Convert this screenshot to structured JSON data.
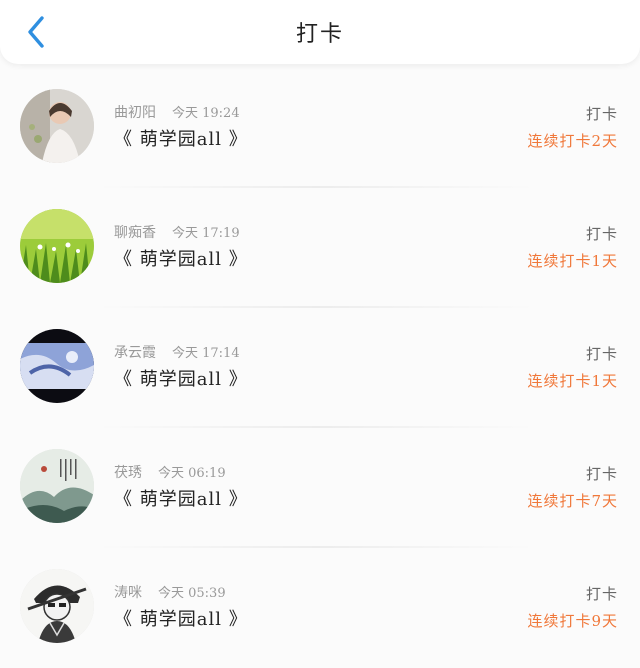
{
  "header": {
    "title": "打卡",
    "back_icon": "chevron-left-icon",
    "accent_color": "#2f8fe0"
  },
  "items": [
    {
      "name": "曲初阳",
      "time": "今天 19:24",
      "book": "《 萌学园all 》",
      "type": "打卡",
      "streak": "连续打卡2天",
      "avatar": "portrait-photo"
    },
    {
      "name": "聊痴香",
      "time": "今天 17:19",
      "book": "《 萌学园all 》",
      "type": "打卡",
      "streak": "连续打卡1天",
      "avatar": "grass-photo"
    },
    {
      "name": "承云霞",
      "time": "今天 17:14",
      "book": "《 萌学园all 》",
      "type": "打卡",
      "streak": "连续打卡1天",
      "avatar": "blue-art"
    },
    {
      "name": "茯琇",
      "time": "今天 06:19",
      "book": "《 萌学园all 》",
      "type": "打卡",
      "streak": "连续打卡7天",
      "avatar": "ink-landscape"
    },
    {
      "name": "涛咪",
      "time": "今天 05:39",
      "book": "《 萌学园all 》",
      "type": "打卡",
      "streak": "连续打卡9天",
      "avatar": "anime-sketch"
    }
  ],
  "colors": {
    "streak": "#f0783a",
    "name": "#999999",
    "book": "#222222"
  }
}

********

### Short exercise
Extract the full listing exactly, with the pictures left out.

### Output of the task
Convert this screenshot to structured JSON data.
{
  "header": {
    "title": "打卡",
    "back_icon": "chevron-left-icon",
    "accent_color": "#2f8fe0"
  },
  "items": [
    {
      "name": "曲初阳",
      "time": "今天 19:24",
      "book": "《 萌学园all 》",
      "type": "打卡",
      "streak": "连续打卡2天",
      "avatar": "portrait-photo"
    },
    {
      "name": "聊痴香",
      "time": "今天 17:19",
      "book": "《 萌学园all 》",
      "type": "打卡",
      "streak": "连续打卡1天",
      "avatar": "grass-photo"
    },
    {
      "name": "承云霞",
      "time": "今天 17:14",
      "book": "《 萌学园all 》",
      "type": "打卡",
      "streak": "连续打卡1天",
      "avatar": "blue-art"
    },
    {
      "name": "茯琇",
      "time": "今天 06:19",
      "book": "《 萌学园all 》",
      "type": "打卡",
      "streak": "连续打卡7天",
      "avatar": "ink-landscape"
    },
    {
      "name": "涛咪",
      "time": "今天 05:39",
      "book": "《 萌学园all 》",
      "type": "打卡",
      "streak": "连续打卡9天",
      "avatar": "anime-sketch"
    }
  ],
  "colors": {
    "streak": "#f0783a",
    "name": "#999999",
    "book": "#222222"
  }
}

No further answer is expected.